# [GIVEN ENTRIES]
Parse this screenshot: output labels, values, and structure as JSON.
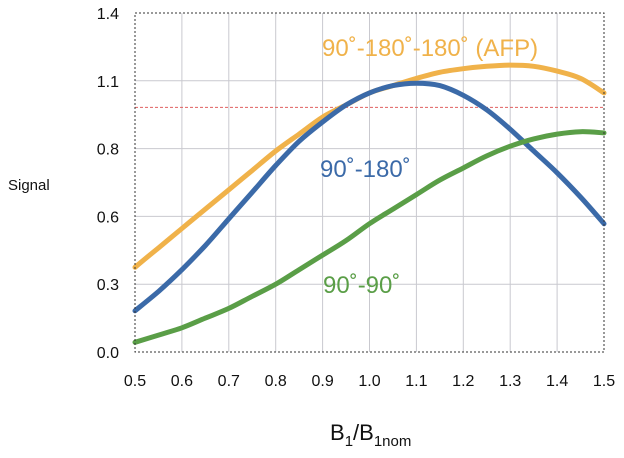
{
  "chart_data": {
    "type": "line",
    "ylabel": "Signal",
    "xlabel": {
      "main": "B",
      "sub1": "1",
      "slash": "/B",
      "sub2": "1nom"
    },
    "xlim": [
      0.5,
      1.5
    ],
    "ylim": [
      0.0,
      1.4
    ],
    "x_ticks": [
      "0.5",
      "0.6",
      "0.7",
      "0.8",
      "0.9",
      "1.0",
      "1.1",
      "1.2",
      "1.3",
      "1.4",
      "1.5"
    ],
    "y_ticks": [
      {
        "value": 0.0,
        "label": "0.0"
      },
      {
        "value": 0.28,
        "label": "0.3"
      },
      {
        "value": 0.56,
        "label": "0.6"
      },
      {
        "value": 0.84,
        "label": "0.8"
      },
      {
        "value": 1.12,
        "label": "1.1"
      },
      {
        "value": 1.4,
        "label": "1.4"
      }
    ],
    "grid": true,
    "reference_line": {
      "y": 1.01,
      "color": "#e06060",
      "style": "dashed"
    },
    "series": [
      {
        "name": "90˚-180˚-180˚ (AFP)",
        "color": "#f0b24a",
        "x": [
          0.5,
          0.55,
          0.6,
          0.65,
          0.7,
          0.75,
          0.8,
          0.85,
          0.9,
          0.95,
          1.0,
          1.05,
          1.1,
          1.15,
          1.2,
          1.25,
          1.3,
          1.35,
          1.4,
          1.45,
          1.5
        ],
        "y": [
          0.35,
          0.43,
          0.51,
          0.59,
          0.67,
          0.75,
          0.83,
          0.9,
          0.97,
          1.02,
          1.07,
          1.1,
          1.13,
          1.155,
          1.17,
          1.18,
          1.185,
          1.18,
          1.16,
          1.13,
          1.07
        ]
      },
      {
        "name": "90˚-180˚",
        "color": "#3b6aa8",
        "x": [
          0.5,
          0.55,
          0.6,
          0.65,
          0.7,
          0.75,
          0.8,
          0.85,
          0.9,
          0.95,
          1.0,
          1.05,
          1.1,
          1.15,
          1.2,
          1.25,
          1.3,
          1.35,
          1.4,
          1.45,
          1.5
        ],
        "y": [
          0.17,
          0.25,
          0.34,
          0.44,
          0.55,
          0.66,
          0.77,
          0.87,
          0.95,
          1.02,
          1.07,
          1.1,
          1.11,
          1.1,
          1.06,
          1.0,
          0.92,
          0.83,
          0.74,
          0.64,
          0.53
        ]
      },
      {
        "name": "90˚-90˚",
        "color": "#5a9e47",
        "x": [
          0.5,
          0.55,
          0.6,
          0.65,
          0.7,
          0.75,
          0.8,
          0.85,
          0.9,
          0.95,
          1.0,
          1.05,
          1.1,
          1.15,
          1.2,
          1.25,
          1.3,
          1.35,
          1.4,
          1.45,
          1.5
        ],
        "y": [
          0.04,
          0.07,
          0.1,
          0.14,
          0.18,
          0.23,
          0.28,
          0.34,
          0.4,
          0.46,
          0.53,
          0.59,
          0.65,
          0.71,
          0.76,
          0.81,
          0.85,
          0.88,
          0.9,
          0.91,
          0.905
        ]
      }
    ]
  }
}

# [PROBLEM TO SOLVE]
Without the pictures, write out the whole listing above exactly as it appears.

# [EXERCISE SOLUTION]
Parse this screenshot: output labels, values, and structure as JSON.
{
  "chart_data": {
    "type": "line",
    "ylabel": "Signal",
    "xlabel": {
      "main": "B",
      "sub1": "1",
      "slash": "/B",
      "sub2": "1nom"
    },
    "xlim": [
      0.5,
      1.5
    ],
    "ylim": [
      0.0,
      1.4
    ],
    "x_ticks": [
      "0.5",
      "0.6",
      "0.7",
      "0.8",
      "0.9",
      "1.0",
      "1.1",
      "1.2",
      "1.3",
      "1.4",
      "1.5"
    ],
    "y_ticks": [
      {
        "value": 0.0,
        "label": "0.0"
      },
      {
        "value": 0.28,
        "label": "0.3"
      },
      {
        "value": 0.56,
        "label": "0.6"
      },
      {
        "value": 0.84,
        "label": "0.8"
      },
      {
        "value": 1.12,
        "label": "1.1"
      },
      {
        "value": 1.4,
        "label": "1.4"
      }
    ],
    "grid": true,
    "reference_line": {
      "y": 1.01,
      "color": "#e06060",
      "style": "dashed"
    },
    "series": [
      {
        "name": "90˚-180˚-180˚ (AFP)",
        "color": "#f0b24a",
        "x": [
          0.5,
          0.55,
          0.6,
          0.65,
          0.7,
          0.75,
          0.8,
          0.85,
          0.9,
          0.95,
          1.0,
          1.05,
          1.1,
          1.15,
          1.2,
          1.25,
          1.3,
          1.35,
          1.4,
          1.45,
          1.5
        ],
        "y": [
          0.35,
          0.43,
          0.51,
          0.59,
          0.67,
          0.75,
          0.83,
          0.9,
          0.97,
          1.02,
          1.07,
          1.1,
          1.13,
          1.155,
          1.17,
          1.18,
          1.185,
          1.18,
          1.16,
          1.13,
          1.07
        ]
      },
      {
        "name": "90˚-180˚",
        "color": "#3b6aa8",
        "x": [
          0.5,
          0.55,
          0.6,
          0.65,
          0.7,
          0.75,
          0.8,
          0.85,
          0.9,
          0.95,
          1.0,
          1.05,
          1.1,
          1.15,
          1.2,
          1.25,
          1.3,
          1.35,
          1.4,
          1.45,
          1.5
        ],
        "y": [
          0.17,
          0.25,
          0.34,
          0.44,
          0.55,
          0.66,
          0.77,
          0.87,
          0.95,
          1.02,
          1.07,
          1.1,
          1.11,
          1.1,
          1.06,
          1.0,
          0.92,
          0.83,
          0.74,
          0.64,
          0.53
        ]
      },
      {
        "name": "90˚-90˚",
        "color": "#5a9e47",
        "x": [
          0.5,
          0.55,
          0.6,
          0.65,
          0.7,
          0.75,
          0.8,
          0.85,
          0.9,
          0.95,
          1.0,
          1.05,
          1.1,
          1.15,
          1.2,
          1.25,
          1.3,
          1.35,
          1.4,
          1.45,
          1.5
        ],
        "y": [
          0.04,
          0.07,
          0.1,
          0.14,
          0.18,
          0.23,
          0.28,
          0.34,
          0.4,
          0.46,
          0.53,
          0.59,
          0.65,
          0.71,
          0.76,
          0.81,
          0.85,
          0.88,
          0.9,
          0.91,
          0.905
        ]
      }
    ]
  }
}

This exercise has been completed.